§ EXCERPTED TEXT:
In Table 2, Flank steak was chosen as a reference for livestock meat. Under the test conditions applied onto a 20cm cubic sample of Flank steak, the livestock meat specimen had a hardness of 70.6 N when the cubic sample was placed such that the meat strands of the sample were oriented perpendicular to the direction of compression (Cross Strand), and 35.5 N, when the cubic sample was placed such that the strands of the sample were oriented parallel to the direction of compression (Along strand).

Table 2 shows that the type of TVP, the type of adhesive, and the strand cross sectional dimension in the tested cubic specimen can affect the hardness of the tested specimen under the compression test. Therefore, controlling these parameters could enable higher hardness values, which are desirable in alternative meat products, so as to result in product that better mimic the livestock meat sample, e.g. Flank steak.

Further, Table 2 shows that to obtain a product with livestock meat texture properties, such as hardness, it can be preferable to take into consideration a combination of these parameters.

For example, Table 2 shows that the thickness of the Whole TVP strands (dimension along the short axis of the strand) should preferably be tailored and cannot be set arbitrarily. In the tested samples, it was found that a thickness between 1 to 3 mm, e.g. about 2.5 mm enabled hardness value that resemble that of the referenced livestock meat.

Table 2 also shows that difference in the TVP type can also influence the hardness of the alternative meat product.

Further, Table 2 shows that the type of adhesive used to glue the TVP sliced strands also affects the texture of the product. For example, utilizing 2.5 mm strands of ZYK with 3070 adhesive (30 % m-Transglutaminase and 70 % gluten) produces hardness of 38.4N when compression was along the longitudinal direction of the strands, which is close to the value of the reference Flank steak (35.8N). Yet, when using only gluten as adhesive, a lower hardness was obtained for the same compression test (17. IN).

It is possible to conclude from Table 2 that the use of an adhesive is advantageous. A conclusion that may arise from the set of data presented in Table 2 is that when using Whole TVP Strands, it is possible to further tailor the various parameters properly in order to improve the texture to obtain livestock meat properties.

§ DATA ENTRIES:
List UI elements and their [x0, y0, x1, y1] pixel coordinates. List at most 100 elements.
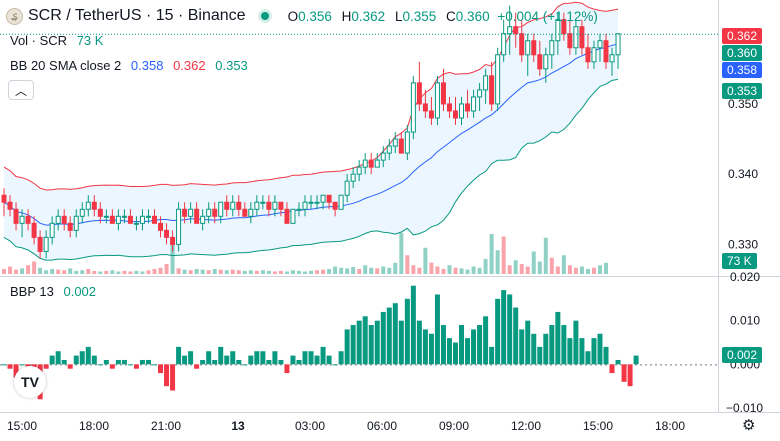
bbp-bar — [627, 364, 633, 387]
bbp-bar — [507, 294, 513, 365]
volume-bar — [381, 266, 386, 274]
time-tick-label: 06:00 — [367, 419, 397, 433]
gear-icon[interactable]: ⚙ — [742, 417, 756, 434]
bbp-bar — [97, 364, 103, 366]
volume-bar — [218, 269, 223, 274]
candle-body — [139, 215, 145, 224]
bbp-bar — [446, 338, 452, 365]
bbp-bar — [489, 346, 495, 365]
candle-body — [543, 54, 549, 70]
bbp-tick-label: 0.010 — [730, 314, 760, 328]
volume-bar — [164, 264, 169, 274]
bbp-bar — [477, 325, 483, 365]
bbp-bar — [79, 351, 85, 365]
ohlc-open-key: O — [287, 8, 299, 24]
volume-bar — [363, 265, 368, 274]
ohlc-values: O0.356 H0.362 L0.355 C0.360 +0.004 (+1.1… — [282, 9, 598, 24]
volume-bar — [321, 269, 326, 274]
volume-bar — [327, 269, 332, 274]
candle-body — [404, 131, 410, 154]
candle-body — [272, 201, 278, 210]
volume-bar — [206, 270, 211, 274]
bbp-bar — [308, 351, 314, 365]
candle-body — [236, 201, 242, 210]
chevron-up-icon: ︿ — [14, 83, 27, 98]
volume-bar — [309, 270, 314, 274]
volume-bar — [188, 270, 193, 274]
bbp-bar — [356, 320, 362, 365]
candle-body — [158, 222, 164, 231]
candle-body — [440, 82, 446, 105]
candle-body — [25, 215, 31, 224]
bbp-bar — [170, 364, 176, 391]
bbp-bar — [127, 364, 133, 366]
bbp-bar — [603, 346, 609, 365]
candle-body — [428, 110, 434, 119]
bbp-bar — [495, 298, 501, 365]
candle-body — [115, 215, 121, 224]
volume-legend[interactable]: Vol · SCR 73 K — [10, 33, 103, 48]
candle-body — [459, 103, 465, 119]
volume-bar — [501, 236, 506, 274]
volume-bar — [146, 270, 151, 274]
bbp-bar — [543, 333, 549, 365]
time-tick-label: 13 — [231, 419, 245, 433]
candle-body — [230, 201, 236, 210]
bbp-bar — [404, 298, 410, 365]
bbp-bar — [416, 320, 422, 365]
candle-body — [392, 138, 398, 147]
bb-legend[interactable]: BB 20 SMA close 2 0.358 0.362 0.353 — [10, 58, 248, 73]
bbp-bar — [621, 364, 627, 382]
volume-bar — [98, 271, 103, 274]
bbp-tick-label: 0.020 — [730, 270, 760, 284]
volume-bar — [459, 268, 464, 274]
volume-bar — [296, 270, 301, 274]
bbp-bar — [290, 355, 296, 365]
bbp-bar — [1, 364, 7, 366]
candle-body — [555, 19, 561, 42]
candle-body — [85, 201, 91, 210]
volume-bar — [194, 269, 199, 274]
bbp-bar — [380, 311, 386, 365]
candle-body — [326, 194, 332, 203]
tradingview-logo[interactable]: TV — [14, 366, 46, 398]
volume-bar — [236, 270, 241, 274]
volume-legend-value: 73 K — [76, 33, 104, 48]
candle-body — [49, 222, 55, 238]
bbp-bar — [176, 346, 182, 365]
volume-bar — [567, 265, 572, 274]
candle-body — [133, 222, 139, 225]
ohlc-low: 0.355 — [402, 8, 437, 24]
bbp-bar — [453, 342, 458, 365]
bbp-bar — [609, 364, 615, 374]
bbp-bar — [615, 359, 621, 365]
symbol-title[interactable]: SCR / TetherUS · 15 · Binance — [28, 7, 246, 24]
time-tick-label: 15:00 — [7, 419, 37, 433]
volume-bar — [447, 265, 452, 274]
candle-body — [176, 208, 182, 245]
bollinger-band-fill — [4, 2, 618, 261]
bbp-bar — [103, 359, 109, 365]
bbp-bar — [561, 325, 567, 365]
bbp-bar — [218, 346, 224, 365]
volume-bar — [399, 232, 404, 274]
bbp-bar — [272, 351, 278, 365]
legend-collapse-button[interactable]: ︿ — [8, 80, 34, 100]
volume-legend-label: Vol · SCR — [10, 33, 68, 48]
volume-bar — [92, 270, 97, 274]
candle-body — [549, 40, 555, 56]
candle-body — [121, 215, 127, 218]
volume-bar — [20, 268, 25, 274]
ohlc-close: 0.360 — [455, 8, 490, 24]
bbp-legend[interactable]: BBP 13 0.002 — [10, 284, 96, 299]
bbp-bar — [19, 364, 25, 366]
volume-bar — [507, 265, 512, 274]
symbol-icon[interactable]: ₷ — [6, 7, 23, 25]
bbp-bar — [145, 359, 151, 365]
volume-bar — [345, 268, 350, 274]
bbp-bar — [350, 325, 356, 365]
volume-bar — [573, 267, 578, 274]
volume-bar — [158, 267, 163, 274]
volume-bar — [110, 270, 115, 274]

§ TASKS TO COMPLETE:
**A.** Repeat everything in the meat hardness text from "Table 2 shows that the type of TVP, the" down to "of these parameters.".
**B.** Summarize the meat hardness text in two sentences.
Rely only on the meat hardness text when you respond.

§ RESULTS FOR THE EXERCISE:
**A.**
Table 2 shows that the type of TVP, the type of adhesive, and the strand cross sectional dimension in the tested cubic specimen can affect the hardness of the tested specimen under the compression test. Therefore, controlling these parameters could enable higher hardness values, which are desirable in alternative meat products, so as to result in product that better mimic the livestock meat sample, e.g. Flank steak.

Further, Table 2 shows that to obtain a product with livestock meat texture properties, such as hardness, it can be preferable to take into consideration a combination of these parameters.

**B.** The type of TVP, the type of adhesive and the strand thickness all affect how hard the tested samples are under compression, with Flank steak serving as the livestock meat reference. Strands about 1 to 3 mm thick and an adhesive of transglutaminase mixed with gluten gave hardness close to the steak, and using an adhesive and tuning these factors together can bring the product closer to livestock meat texture.